Repeat the material exactly, every line of it.
^^^^
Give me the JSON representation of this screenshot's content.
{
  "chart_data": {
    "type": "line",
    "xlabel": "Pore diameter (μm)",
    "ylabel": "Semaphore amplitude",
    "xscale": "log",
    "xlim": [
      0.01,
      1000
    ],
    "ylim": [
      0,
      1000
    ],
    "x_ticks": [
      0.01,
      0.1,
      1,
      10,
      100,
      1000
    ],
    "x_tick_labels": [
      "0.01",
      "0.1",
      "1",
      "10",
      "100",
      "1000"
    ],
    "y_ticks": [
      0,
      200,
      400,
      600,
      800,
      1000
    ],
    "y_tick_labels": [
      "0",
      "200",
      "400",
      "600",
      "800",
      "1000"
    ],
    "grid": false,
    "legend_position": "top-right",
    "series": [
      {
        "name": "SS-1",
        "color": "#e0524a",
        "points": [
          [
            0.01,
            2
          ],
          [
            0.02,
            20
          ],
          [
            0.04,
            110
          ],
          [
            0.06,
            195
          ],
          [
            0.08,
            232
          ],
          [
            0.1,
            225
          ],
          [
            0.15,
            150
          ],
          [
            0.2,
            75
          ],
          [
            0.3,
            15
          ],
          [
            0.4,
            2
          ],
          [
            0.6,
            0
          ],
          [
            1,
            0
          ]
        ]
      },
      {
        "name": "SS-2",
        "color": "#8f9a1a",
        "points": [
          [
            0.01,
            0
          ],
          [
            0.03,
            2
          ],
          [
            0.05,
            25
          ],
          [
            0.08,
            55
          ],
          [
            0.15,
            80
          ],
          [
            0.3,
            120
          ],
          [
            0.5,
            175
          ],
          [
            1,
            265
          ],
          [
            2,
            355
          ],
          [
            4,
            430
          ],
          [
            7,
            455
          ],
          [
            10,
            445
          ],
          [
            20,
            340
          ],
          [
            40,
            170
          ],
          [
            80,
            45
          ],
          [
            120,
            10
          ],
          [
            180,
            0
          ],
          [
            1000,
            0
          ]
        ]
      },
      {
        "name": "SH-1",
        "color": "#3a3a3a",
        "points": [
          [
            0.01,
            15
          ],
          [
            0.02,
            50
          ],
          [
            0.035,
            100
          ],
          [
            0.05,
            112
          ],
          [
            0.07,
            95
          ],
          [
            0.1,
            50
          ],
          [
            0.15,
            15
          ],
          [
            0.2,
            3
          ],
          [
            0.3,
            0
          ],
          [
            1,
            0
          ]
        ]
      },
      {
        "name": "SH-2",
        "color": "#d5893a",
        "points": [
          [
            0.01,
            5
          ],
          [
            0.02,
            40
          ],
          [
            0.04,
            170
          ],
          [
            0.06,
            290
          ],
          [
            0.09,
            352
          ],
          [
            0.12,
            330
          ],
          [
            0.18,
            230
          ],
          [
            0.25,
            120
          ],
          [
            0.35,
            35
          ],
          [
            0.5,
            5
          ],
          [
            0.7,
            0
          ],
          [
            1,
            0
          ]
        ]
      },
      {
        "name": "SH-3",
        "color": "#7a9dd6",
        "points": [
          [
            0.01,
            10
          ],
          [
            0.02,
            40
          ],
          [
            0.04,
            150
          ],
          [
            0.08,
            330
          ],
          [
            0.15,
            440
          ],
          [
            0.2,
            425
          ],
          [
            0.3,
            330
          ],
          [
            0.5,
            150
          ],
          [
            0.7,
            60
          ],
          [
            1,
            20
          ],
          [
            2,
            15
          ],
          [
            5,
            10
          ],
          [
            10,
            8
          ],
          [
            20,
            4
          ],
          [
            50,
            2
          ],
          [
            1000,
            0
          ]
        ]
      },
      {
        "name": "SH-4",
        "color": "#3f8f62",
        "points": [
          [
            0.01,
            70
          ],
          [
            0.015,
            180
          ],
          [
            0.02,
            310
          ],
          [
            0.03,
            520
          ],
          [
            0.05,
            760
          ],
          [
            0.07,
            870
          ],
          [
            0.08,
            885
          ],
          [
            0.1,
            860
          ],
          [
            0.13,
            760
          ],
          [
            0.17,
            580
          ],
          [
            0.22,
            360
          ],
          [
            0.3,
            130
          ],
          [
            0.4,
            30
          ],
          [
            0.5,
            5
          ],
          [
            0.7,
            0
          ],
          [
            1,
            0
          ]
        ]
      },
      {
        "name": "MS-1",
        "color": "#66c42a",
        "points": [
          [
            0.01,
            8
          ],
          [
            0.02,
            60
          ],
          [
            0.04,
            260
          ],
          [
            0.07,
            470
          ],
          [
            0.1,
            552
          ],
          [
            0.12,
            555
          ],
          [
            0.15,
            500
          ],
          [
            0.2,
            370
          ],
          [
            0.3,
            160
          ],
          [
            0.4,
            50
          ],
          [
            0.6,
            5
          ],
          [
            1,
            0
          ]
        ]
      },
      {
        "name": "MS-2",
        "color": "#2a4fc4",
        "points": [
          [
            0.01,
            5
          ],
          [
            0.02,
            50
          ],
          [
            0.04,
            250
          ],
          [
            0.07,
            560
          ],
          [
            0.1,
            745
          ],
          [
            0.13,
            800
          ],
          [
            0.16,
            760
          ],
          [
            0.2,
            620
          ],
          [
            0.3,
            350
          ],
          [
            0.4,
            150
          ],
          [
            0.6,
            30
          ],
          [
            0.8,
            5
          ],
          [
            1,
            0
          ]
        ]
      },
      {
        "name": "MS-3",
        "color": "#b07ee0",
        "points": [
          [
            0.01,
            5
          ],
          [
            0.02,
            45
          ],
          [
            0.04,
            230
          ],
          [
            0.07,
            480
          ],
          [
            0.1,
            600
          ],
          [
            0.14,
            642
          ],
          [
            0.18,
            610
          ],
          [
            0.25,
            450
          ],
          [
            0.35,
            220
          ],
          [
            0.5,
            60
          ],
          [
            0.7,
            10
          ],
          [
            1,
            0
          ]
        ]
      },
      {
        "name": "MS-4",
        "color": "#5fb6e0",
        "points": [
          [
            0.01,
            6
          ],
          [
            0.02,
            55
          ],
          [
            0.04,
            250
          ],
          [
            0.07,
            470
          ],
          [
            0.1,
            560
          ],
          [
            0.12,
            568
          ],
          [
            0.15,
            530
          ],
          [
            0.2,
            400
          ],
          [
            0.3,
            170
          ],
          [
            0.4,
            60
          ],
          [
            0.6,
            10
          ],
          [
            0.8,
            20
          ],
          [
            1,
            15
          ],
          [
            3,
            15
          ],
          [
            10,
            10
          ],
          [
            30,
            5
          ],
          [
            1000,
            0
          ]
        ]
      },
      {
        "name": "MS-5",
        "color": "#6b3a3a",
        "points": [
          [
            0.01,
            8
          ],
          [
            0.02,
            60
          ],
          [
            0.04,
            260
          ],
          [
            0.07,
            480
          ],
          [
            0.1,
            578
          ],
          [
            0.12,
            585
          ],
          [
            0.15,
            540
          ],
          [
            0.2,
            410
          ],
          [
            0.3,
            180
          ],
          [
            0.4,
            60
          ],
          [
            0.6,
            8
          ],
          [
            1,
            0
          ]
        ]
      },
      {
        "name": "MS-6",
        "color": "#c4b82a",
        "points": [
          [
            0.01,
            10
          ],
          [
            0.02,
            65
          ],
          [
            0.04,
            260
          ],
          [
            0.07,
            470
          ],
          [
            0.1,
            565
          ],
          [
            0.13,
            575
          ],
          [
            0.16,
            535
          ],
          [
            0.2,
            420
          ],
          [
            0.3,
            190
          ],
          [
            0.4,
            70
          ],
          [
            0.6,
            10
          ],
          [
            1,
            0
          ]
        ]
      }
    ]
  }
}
^^^^
#### SOLUTION TO THE EXERCISE
Give me the JSON representation of this screenshot's content.
{
  "chart_data": {
    "type": "line",
    "xlabel": "Pore diameter (μm)",
    "ylabel": "Semaphore amplitude",
    "xscale": "log",
    "xlim": [
      0.01,
      1000
    ],
    "ylim": [
      0,
      1000
    ],
    "x_ticks": [
      0.01,
      0.1,
      1,
      10,
      100,
      1000
    ],
    "x_tick_labels": [
      "0.01",
      "0.1",
      "1",
      "10",
      "100",
      "1000"
    ],
    "y_ticks": [
      0,
      200,
      400,
      600,
      800,
      1000
    ],
    "y_tick_labels": [
      "0",
      "200",
      "400",
      "600",
      "800",
      "1000"
    ],
    "grid": false,
    "legend_position": "top-right",
    "series": [
      {
        "name": "SS-1",
        "color": "#e0524a",
        "points": [
          [
            0.01,
            2
          ],
          [
            0.02,
            20
          ],
          [
            0.04,
            110
          ],
          [
            0.06,
            195
          ],
          [
            0.08,
            232
          ],
          [
            0.1,
            225
          ],
          [
            0.15,
            150
          ],
          [
            0.2,
            75
          ],
          [
            0.3,
            15
          ],
          [
            0.4,
            2
          ],
          [
            0.6,
            0
          ],
          [
            1,
            0
          ]
        ]
      },
      {
        "name": "SS-2",
        "color": "#8f9a1a",
        "points": [
          [
            0.01,
            0
          ],
          [
            0.03,
            2
          ],
          [
            0.05,
            25
          ],
          [
            0.08,
            55
          ],
          [
            0.15,
            80
          ],
          [
            0.3,
            120
          ],
          [
            0.5,
            175
          ],
          [
            1,
            265
          ],
          [
            2,
            355
          ],
          [
            4,
            430
          ],
          [
            7,
            455
          ],
          [
            10,
            445
          ],
          [
            20,
            340
          ],
          [
            40,
            170
          ],
          [
            80,
            45
          ],
          [
            120,
            10
          ],
          [
            180,
            0
          ],
          [
            1000,
            0
          ]
        ]
      },
      {
        "name": "SH-1",
        "color": "#3a3a3a",
        "points": [
          [
            0.01,
            15
          ],
          [
            0.02,
            50
          ],
          [
            0.035,
            100
          ],
          [
            0.05,
            112
          ],
          [
            0.07,
            95
          ],
          [
            0.1,
            50
          ],
          [
            0.15,
            15
          ],
          [
            0.2,
            3
          ],
          [
            0.3,
            0
          ],
          [
            1,
            0
          ]
        ]
      },
      {
        "name": "SH-2",
        "color": "#d5893a",
        "points": [
          [
            0.01,
            5
          ],
          [
            0.02,
            40
          ],
          [
            0.04,
            170
          ],
          [
            0.06,
            290
          ],
          [
            0.09,
            352
          ],
          [
            0.12,
            330
          ],
          [
            0.18,
            230
          ],
          [
            0.25,
            120
          ],
          [
            0.35,
            35
          ],
          [
            0.5,
            5
          ],
          [
            0.7,
            0
          ],
          [
            1,
            0
          ]
        ]
      },
      {
        "name": "SH-3",
        "color": "#7a9dd6",
        "points": [
          [
            0.01,
            10
          ],
          [
            0.02,
            40
          ],
          [
            0.04,
            150
          ],
          [
            0.08,
            330
          ],
          [
            0.15,
            440
          ],
          [
            0.2,
            425
          ],
          [
            0.3,
            330
          ],
          [
            0.5,
            150
          ],
          [
            0.7,
            60
          ],
          [
            1,
            20
          ],
          [
            2,
            15
          ],
          [
            5,
            10
          ],
          [
            10,
            8
          ],
          [
            20,
            4
          ],
          [
            50,
            2
          ],
          [
            1000,
            0
          ]
        ]
      },
      {
        "name": "SH-4",
        "color": "#3f8f62",
        "points": [
          [
            0.01,
            70
          ],
          [
            0.015,
            180
          ],
          [
            0.02,
            310
          ],
          [
            0.03,
            520
          ],
          [
            0.05,
            760
          ],
          [
            0.07,
            870
          ],
          [
            0.08,
            885
          ],
          [
            0.1,
            860
          ],
          [
            0.13,
            760
          ],
          [
            0.17,
            580
          ],
          [
            0.22,
            360
          ],
          [
            0.3,
            130
          ],
          [
            0.4,
            30
          ],
          [
            0.5,
            5
          ],
          [
            0.7,
            0
          ],
          [
            1,
            0
          ]
        ]
      },
      {
        "name": "MS-1",
        "color": "#66c42a",
        "points": [
          [
            0.01,
            8
          ],
          [
            0.02,
            60
          ],
          [
            0.04,
            260
          ],
          [
            0.07,
            470
          ],
          [
            0.1,
            552
          ],
          [
            0.12,
            555
          ],
          [
            0.15,
            500
          ],
          [
            0.2,
            370
          ],
          [
            0.3,
            160
          ],
          [
            0.4,
            50
          ],
          [
            0.6,
            5
          ],
          [
            1,
            0
          ]
        ]
      },
      {
        "name": "MS-2",
        "color": "#2a4fc4",
        "points": [
          [
            0.01,
            5
          ],
          [
            0.02,
            50
          ],
          [
            0.04,
            250
          ],
          [
            0.07,
            560
          ],
          [
            0.1,
            745
          ],
          [
            0.13,
            800
          ],
          [
            0.16,
            760
          ],
          [
            0.2,
            620
          ],
          [
            0.3,
            350
          ],
          [
            0.4,
            150
          ],
          [
            0.6,
            30
          ],
          [
            0.8,
            5
          ],
          [
            1,
            0
          ]
        ]
      },
      {
        "name": "MS-3",
        "color": "#b07ee0",
        "points": [
          [
            0.01,
            5
          ],
          [
            0.02,
            45
          ],
          [
            0.04,
            230
          ],
          [
            0.07,
            480
          ],
          [
            0.1,
            600
          ],
          [
            0.14,
            642
          ],
          [
            0.18,
            610
          ],
          [
            0.25,
            450
          ],
          [
            0.35,
            220
          ],
          [
            0.5,
            60
          ],
          [
            0.7,
            10
          ],
          [
            1,
            0
          ]
        ]
      },
      {
        "name": "MS-4",
        "color": "#5fb6e0",
        "points": [
          [
            0.01,
            6
          ],
          [
            0.02,
            55
          ],
          [
            0.04,
            250
          ],
          [
            0.07,
            470
          ],
          [
            0.1,
            560
          ],
          [
            0.12,
            568
          ],
          [
            0.15,
            530
          ],
          [
            0.2,
            400
          ],
          [
            0.3,
            170
          ],
          [
            0.4,
            60
          ],
          [
            0.6,
            10
          ],
          [
            0.8,
            20
          ],
          [
            1,
            15
          ],
          [
            3,
            15
          ],
          [
            10,
            10
          ],
          [
            30,
            5
          ],
          [
            1000,
            0
          ]
        ]
      },
      {
        "name": "MS-5",
        "color": "#6b3a3a",
        "points": [
          [
            0.01,
            8
          ],
          [
            0.02,
            60
          ],
          [
            0.04,
            260
          ],
          [
            0.07,
            480
          ],
          [
            0.1,
            578
          ],
          [
            0.12,
            585
          ],
          [
            0.15,
            540
          ],
          [
            0.2,
            410
          ],
          [
            0.3,
            180
          ],
          [
            0.4,
            60
          ],
          [
            0.6,
            8
          ],
          [
            1,
            0
          ]
        ]
      },
      {
        "name": "MS-6",
        "color": "#c4b82a",
        "points": [
          [
            0.01,
            10
          ],
          [
            0.02,
            65
          ],
          [
            0.04,
            260
          ],
          [
            0.07,
            470
          ],
          [
            0.1,
            565
          ],
          [
            0.13,
            575
          ],
          [
            0.16,
            535
          ],
          [
            0.2,
            420
          ],
          [
            0.3,
            190
          ],
          [
            0.4,
            70
          ],
          [
            0.6,
            10
          ],
          [
            1,
            0
          ]
        ]
      }
    ]
  }
}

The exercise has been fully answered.